**Document section**.
At the 2019 Summer Institute, we closed our first day together sharing a question we are holding about 21st century civic education.
Here is our list of 20 questions. What are yours?
- How do we teach for tension?
- How do we teach empowerment AND reverence and humility?
- What are ways US systems have erred and continue to require improvement? And what has worked really well? What are the stories and case studies in which American systems have succeeded in achieving justice?
- How do we challenge our students to formulate and defend a stance with reasoning and evidence but also to have the courage and skills to challenge their own view?
- How do we weigh why things matter to us today, while zooming back to 1776 and understanding the why of what mattered to writers of the Declaration and the Constitution? How do we consider the logic and social/emotional journey of those who founded the country?
- How do we teach values and inculcate values that are sometimes inconsistent or at odds with values that our schools are based on.
- How do we teach in this political moment? What does today’s environment say about institutions and about the importance of civility in society? What norms are relevant today?
- How do we teach for empathy? Thinking about the biologist Frans de Waal who wrote about primates and their presentation of empathy, is empathy something we all have in us that just has to be teased out if we do it in the right way?
- What is the role of the civics educator? Is it to be neutral? Is there a time when the civic educator must evoke a moral imperative? Is there ever a moral obligation to not be civil?
- In our unique environments, how do we ensure we are mindful of all faith traditions including atheism and agnosticism? How can a civic educators ensure he/she knows and understands the sacred scriptures, values, culture, and tradition of all students and how those elements can operate in concert with America’s founding documents? At Civic Spirit Day, we could be human and we could sojourn together. How do we let that work inform all that we do?
- How can we as educators at faith-based institutions use faiths to contribute to civic discourse. What unique role do we play, as compared to secular public or private schools?
- How do we as educators balance between civics curriculum that have worked in the past and trying something completely new, particularly as we aim to focus on creating organic and student-centered experiences.
- What is the intersection between the foundation of American government and the histories and narratives of particular peoples?
- How do we help students understand that their voice, their actions, their participation in civic life matters?
- How can educators be prepared to handle politically-charged arguments in the classroom?
- How do we reconcile the age-old question of teaching social studies: content or skills. History courses offer clearer guidelines, but civics is more complicated — how do we know we are on the right track?
- How do we stay above the fray? Is the job of a civic educator to be just a moderator? Should we help students reach conclusions?
- How do make sure that students feel comfortable owning and sharing their perspectives and stories, no matter what they represent?
- How do we connect and relate civics to students’ current personal lives and their future?
- How we teach, promote, and model curiosity?
- How do help students find commonality? How do we nurture a rejection of first-impression assumptions? How do we teach comfort with difference of opinion?
- Many students experience frustration with their status in life; how do we help students feel a sense of agency?
- How do we teach perspective? How we help a human being walk around in someone else’s skin for a little while?
- Are we asking the right question? Some flaws of America have been there from the beginning — how does improvement really happen?

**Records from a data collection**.
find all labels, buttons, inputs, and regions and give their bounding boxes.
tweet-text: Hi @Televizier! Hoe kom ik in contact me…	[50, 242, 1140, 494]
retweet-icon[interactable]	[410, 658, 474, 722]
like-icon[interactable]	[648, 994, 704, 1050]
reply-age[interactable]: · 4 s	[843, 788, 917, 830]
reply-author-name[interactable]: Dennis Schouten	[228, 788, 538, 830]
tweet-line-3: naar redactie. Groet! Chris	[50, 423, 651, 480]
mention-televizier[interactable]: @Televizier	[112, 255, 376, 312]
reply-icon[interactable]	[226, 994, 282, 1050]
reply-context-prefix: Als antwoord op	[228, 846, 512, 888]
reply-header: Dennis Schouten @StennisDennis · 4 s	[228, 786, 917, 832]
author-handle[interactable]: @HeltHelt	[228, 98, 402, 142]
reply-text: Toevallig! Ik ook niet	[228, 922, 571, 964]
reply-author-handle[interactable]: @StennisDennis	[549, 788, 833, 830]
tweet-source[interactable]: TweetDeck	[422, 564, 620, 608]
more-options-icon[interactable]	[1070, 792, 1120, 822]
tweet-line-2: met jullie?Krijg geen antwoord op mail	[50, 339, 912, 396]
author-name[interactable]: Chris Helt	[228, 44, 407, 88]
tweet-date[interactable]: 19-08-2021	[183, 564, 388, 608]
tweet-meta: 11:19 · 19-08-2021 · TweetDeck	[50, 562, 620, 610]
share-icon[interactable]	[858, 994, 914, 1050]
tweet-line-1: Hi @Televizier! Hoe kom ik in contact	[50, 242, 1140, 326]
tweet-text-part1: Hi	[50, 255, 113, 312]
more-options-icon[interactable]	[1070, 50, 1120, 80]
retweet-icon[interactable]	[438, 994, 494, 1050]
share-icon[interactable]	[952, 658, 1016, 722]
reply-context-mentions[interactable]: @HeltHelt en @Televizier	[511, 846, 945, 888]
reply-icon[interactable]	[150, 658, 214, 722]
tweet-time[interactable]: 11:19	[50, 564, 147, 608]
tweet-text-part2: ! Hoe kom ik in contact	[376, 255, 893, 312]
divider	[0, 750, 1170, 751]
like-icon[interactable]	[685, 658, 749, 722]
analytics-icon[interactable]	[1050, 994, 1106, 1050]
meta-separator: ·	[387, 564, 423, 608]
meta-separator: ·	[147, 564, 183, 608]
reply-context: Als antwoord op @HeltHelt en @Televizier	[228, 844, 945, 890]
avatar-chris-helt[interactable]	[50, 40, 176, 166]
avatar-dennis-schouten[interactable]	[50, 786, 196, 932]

**Exercise details**. Please copy the civic education questions between "- How do we help" and "the right track?", inclusive, and swap "classroom" for "seminar room".

**Answer to the problem**.
- How do we help students understand that their voice, their actions, their participation in civic life matters?
- How can educators be prepared to handle politically-charged arguments in the seminar room?
- How do we reconcile the age-old question of teaching social studies: content or skills. History courses offer clearer guidelines, but civics is more complicated — how do we know we are on the right track?